§ **DO THIS**: How many lines in the entries below include the string "languages"? Answer with the number only.

§ **EXTRACTED DATA**:
====
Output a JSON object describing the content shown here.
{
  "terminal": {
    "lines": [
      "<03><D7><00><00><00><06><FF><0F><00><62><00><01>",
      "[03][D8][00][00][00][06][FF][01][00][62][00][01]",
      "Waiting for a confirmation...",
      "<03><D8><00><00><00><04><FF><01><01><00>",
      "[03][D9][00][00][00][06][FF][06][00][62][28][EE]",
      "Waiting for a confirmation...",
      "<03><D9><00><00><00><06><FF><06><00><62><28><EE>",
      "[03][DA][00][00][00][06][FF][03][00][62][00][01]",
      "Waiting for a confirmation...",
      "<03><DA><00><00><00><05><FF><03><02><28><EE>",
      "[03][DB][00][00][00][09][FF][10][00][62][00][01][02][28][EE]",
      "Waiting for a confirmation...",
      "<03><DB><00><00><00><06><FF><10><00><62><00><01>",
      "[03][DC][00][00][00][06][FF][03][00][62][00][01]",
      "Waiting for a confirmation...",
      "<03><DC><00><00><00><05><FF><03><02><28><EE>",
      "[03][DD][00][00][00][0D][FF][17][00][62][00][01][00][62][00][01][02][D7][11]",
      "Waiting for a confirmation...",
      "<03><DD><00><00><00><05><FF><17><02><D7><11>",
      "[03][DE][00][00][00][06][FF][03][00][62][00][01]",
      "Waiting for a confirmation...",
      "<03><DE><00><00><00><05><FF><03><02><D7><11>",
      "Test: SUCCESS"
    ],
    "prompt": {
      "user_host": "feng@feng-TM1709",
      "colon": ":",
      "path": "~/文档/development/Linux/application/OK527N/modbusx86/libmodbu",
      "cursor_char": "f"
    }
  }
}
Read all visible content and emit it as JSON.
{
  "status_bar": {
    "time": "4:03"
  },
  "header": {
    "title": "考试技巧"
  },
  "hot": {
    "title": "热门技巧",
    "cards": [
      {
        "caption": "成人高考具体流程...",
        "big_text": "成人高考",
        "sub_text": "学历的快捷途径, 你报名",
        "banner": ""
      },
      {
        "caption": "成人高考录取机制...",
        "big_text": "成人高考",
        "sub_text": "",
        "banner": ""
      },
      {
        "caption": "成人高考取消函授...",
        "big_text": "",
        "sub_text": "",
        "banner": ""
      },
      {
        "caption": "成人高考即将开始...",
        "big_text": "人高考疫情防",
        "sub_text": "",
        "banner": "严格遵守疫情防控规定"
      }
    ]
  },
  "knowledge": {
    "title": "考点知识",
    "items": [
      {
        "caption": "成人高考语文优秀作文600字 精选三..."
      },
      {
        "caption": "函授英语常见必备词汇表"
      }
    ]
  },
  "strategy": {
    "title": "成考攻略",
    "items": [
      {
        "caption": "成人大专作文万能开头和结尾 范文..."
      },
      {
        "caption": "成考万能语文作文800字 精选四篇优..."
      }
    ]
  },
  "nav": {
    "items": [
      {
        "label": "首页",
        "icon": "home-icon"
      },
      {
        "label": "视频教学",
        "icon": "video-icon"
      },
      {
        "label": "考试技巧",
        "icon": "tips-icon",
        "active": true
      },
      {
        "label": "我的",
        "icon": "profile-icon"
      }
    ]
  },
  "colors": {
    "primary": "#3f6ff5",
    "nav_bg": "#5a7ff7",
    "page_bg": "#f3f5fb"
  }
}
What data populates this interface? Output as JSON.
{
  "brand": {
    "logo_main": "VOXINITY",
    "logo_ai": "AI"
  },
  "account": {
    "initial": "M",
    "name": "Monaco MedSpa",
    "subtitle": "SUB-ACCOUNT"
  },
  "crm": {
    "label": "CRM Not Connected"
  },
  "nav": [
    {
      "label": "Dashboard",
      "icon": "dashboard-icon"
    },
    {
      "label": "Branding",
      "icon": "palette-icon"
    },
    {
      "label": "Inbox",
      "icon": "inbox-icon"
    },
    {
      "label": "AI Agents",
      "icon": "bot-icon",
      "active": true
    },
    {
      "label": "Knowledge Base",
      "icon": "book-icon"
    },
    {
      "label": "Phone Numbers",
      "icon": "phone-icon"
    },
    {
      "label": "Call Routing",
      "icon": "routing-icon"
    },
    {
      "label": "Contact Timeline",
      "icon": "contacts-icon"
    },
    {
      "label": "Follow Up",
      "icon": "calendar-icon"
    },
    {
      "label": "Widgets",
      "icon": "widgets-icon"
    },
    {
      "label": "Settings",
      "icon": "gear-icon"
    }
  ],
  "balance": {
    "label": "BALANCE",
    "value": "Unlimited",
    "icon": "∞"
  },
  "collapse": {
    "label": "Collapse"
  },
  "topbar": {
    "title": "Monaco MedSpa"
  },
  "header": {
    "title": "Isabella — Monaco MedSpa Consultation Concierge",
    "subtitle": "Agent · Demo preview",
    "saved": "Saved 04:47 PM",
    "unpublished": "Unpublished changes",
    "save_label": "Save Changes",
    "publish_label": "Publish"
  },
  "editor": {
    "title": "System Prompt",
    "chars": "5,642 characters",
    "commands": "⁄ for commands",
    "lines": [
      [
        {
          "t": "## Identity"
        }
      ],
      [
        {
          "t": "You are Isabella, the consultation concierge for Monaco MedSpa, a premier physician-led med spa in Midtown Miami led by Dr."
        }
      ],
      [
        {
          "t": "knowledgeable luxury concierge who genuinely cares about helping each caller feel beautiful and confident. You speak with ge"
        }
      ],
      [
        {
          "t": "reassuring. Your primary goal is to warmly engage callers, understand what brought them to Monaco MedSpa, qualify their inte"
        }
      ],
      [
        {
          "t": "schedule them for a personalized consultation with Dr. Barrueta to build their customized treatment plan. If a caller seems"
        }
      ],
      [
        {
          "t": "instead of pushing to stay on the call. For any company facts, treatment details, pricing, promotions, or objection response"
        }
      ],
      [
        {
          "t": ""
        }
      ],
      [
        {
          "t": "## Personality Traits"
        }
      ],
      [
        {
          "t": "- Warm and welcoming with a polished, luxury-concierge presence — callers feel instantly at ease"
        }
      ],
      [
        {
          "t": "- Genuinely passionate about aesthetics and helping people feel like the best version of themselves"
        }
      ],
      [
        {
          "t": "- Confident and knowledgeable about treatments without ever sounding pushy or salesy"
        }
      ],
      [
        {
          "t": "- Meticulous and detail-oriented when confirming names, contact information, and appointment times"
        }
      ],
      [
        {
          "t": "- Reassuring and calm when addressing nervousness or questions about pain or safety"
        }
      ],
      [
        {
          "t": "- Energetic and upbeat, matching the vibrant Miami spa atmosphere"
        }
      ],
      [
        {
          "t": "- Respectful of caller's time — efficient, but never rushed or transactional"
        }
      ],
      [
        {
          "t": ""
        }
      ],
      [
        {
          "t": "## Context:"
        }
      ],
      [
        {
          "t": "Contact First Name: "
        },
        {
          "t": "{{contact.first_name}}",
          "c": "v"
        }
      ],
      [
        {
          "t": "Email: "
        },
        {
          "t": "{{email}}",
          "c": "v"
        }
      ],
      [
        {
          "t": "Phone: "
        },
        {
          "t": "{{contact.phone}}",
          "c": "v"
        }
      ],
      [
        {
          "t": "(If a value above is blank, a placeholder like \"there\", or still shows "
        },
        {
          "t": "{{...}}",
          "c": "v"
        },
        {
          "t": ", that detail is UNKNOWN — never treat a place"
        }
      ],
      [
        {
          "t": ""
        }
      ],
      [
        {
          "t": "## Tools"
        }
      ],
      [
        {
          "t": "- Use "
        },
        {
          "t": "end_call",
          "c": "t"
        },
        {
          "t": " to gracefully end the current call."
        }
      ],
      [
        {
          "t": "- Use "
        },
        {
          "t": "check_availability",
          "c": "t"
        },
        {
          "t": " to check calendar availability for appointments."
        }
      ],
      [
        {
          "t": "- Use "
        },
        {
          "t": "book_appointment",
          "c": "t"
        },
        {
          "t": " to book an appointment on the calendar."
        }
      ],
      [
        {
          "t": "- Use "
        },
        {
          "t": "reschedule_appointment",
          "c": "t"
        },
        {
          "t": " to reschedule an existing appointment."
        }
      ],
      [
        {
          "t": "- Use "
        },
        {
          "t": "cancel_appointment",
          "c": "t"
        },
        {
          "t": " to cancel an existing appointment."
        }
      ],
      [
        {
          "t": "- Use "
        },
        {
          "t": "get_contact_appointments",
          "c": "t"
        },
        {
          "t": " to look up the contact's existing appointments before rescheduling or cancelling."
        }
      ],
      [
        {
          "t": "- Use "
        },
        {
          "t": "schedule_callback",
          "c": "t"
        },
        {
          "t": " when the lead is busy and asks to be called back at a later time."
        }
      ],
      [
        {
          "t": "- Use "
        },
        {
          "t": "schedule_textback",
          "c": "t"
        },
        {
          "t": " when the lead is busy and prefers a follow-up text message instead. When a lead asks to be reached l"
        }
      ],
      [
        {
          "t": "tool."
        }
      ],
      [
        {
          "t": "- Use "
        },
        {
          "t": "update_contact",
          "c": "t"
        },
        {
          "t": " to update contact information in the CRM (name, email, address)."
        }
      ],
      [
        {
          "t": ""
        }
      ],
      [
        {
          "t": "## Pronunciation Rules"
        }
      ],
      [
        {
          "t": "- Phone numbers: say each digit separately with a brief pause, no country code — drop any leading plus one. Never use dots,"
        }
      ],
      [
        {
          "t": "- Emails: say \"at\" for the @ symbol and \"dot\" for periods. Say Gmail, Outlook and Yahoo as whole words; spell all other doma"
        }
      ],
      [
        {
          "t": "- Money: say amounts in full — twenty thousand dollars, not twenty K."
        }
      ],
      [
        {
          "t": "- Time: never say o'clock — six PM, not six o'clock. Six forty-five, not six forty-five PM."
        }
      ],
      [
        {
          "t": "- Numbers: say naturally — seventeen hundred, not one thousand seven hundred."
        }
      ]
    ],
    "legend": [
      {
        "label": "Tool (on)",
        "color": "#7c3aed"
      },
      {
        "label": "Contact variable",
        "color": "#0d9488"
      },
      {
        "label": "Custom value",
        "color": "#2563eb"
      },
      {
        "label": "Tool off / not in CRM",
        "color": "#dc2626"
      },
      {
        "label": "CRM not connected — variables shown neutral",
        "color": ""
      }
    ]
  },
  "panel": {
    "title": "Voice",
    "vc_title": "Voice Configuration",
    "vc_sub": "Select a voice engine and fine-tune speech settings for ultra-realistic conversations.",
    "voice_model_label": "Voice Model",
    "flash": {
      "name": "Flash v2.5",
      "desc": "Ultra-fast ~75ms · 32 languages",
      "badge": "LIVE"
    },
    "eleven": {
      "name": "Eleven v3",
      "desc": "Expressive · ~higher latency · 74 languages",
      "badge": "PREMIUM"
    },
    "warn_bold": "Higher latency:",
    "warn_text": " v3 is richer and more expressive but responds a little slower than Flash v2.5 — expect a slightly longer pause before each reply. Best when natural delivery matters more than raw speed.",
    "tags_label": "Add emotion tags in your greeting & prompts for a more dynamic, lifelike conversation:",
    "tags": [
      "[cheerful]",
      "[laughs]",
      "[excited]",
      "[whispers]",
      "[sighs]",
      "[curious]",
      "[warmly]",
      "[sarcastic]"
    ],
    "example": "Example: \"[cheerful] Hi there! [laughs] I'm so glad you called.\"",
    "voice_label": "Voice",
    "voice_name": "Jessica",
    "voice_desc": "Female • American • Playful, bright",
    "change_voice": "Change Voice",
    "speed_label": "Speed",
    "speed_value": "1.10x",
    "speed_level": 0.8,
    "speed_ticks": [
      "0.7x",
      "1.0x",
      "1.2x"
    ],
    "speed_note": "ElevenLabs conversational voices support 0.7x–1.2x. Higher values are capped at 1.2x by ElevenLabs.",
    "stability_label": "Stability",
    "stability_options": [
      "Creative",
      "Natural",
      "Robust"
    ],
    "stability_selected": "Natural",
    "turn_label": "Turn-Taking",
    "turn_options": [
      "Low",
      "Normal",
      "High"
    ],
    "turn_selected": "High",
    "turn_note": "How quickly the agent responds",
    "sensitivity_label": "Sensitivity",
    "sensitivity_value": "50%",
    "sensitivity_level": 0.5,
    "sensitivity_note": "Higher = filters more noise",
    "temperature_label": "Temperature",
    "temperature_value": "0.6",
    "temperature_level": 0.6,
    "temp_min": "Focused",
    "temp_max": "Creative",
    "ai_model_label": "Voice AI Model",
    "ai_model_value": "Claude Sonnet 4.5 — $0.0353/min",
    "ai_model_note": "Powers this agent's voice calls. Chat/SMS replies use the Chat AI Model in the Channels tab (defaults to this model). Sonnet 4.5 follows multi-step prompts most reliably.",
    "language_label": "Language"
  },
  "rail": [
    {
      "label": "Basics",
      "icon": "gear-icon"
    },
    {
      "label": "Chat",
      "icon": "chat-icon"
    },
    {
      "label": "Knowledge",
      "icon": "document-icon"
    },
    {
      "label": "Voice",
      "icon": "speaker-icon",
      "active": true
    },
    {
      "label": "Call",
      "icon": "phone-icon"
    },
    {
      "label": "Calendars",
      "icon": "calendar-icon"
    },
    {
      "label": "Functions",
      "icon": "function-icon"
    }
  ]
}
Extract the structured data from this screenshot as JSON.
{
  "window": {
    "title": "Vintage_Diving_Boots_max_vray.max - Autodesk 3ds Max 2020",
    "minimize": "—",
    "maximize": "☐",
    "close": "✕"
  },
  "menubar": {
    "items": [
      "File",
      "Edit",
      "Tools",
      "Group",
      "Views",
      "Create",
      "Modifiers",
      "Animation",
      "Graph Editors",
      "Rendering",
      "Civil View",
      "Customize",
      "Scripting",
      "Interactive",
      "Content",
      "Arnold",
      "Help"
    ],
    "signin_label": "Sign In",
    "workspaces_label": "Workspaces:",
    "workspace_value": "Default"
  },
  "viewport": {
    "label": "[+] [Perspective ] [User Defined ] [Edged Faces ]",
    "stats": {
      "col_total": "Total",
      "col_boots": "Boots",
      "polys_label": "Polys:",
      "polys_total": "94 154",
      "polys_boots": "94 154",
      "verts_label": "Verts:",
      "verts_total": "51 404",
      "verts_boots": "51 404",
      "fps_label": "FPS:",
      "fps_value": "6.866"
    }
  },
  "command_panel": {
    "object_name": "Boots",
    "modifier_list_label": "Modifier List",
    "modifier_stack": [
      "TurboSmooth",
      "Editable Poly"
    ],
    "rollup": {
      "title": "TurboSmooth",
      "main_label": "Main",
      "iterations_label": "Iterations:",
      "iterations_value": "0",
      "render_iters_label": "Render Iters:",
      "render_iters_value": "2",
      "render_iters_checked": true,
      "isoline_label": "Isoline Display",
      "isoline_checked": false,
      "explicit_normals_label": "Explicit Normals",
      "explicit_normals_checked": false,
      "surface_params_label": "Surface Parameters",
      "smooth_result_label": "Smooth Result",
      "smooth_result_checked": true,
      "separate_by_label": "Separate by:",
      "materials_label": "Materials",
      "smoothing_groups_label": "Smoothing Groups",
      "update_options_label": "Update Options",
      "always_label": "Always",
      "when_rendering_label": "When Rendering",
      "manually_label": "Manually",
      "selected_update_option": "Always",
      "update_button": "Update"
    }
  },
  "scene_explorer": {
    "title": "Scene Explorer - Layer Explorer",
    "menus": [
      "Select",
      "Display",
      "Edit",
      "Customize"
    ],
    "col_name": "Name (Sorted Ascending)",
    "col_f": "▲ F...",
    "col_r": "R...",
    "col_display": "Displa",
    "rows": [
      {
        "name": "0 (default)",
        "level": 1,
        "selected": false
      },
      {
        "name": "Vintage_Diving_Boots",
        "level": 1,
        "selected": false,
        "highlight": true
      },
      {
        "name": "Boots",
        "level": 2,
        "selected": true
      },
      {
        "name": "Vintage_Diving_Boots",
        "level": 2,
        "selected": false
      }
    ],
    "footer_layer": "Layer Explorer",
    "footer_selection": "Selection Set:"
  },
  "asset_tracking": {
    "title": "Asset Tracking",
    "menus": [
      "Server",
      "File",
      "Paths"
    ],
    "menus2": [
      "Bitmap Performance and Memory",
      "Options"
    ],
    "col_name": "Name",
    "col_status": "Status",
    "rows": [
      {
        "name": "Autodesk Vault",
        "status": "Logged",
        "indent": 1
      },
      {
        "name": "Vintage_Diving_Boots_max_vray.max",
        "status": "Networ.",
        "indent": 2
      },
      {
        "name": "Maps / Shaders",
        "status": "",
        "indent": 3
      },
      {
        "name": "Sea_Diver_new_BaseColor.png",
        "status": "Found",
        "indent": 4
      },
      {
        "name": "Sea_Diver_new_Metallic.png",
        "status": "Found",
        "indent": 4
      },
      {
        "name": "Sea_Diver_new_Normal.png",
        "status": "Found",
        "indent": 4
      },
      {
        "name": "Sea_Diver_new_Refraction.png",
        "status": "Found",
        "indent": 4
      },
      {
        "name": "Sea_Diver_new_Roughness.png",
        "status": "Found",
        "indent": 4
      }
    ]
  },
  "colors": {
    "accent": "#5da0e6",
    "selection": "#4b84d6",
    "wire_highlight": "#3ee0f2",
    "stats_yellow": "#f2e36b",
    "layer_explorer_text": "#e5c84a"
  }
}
====
§ **COMPLETED EXERCISE**: 2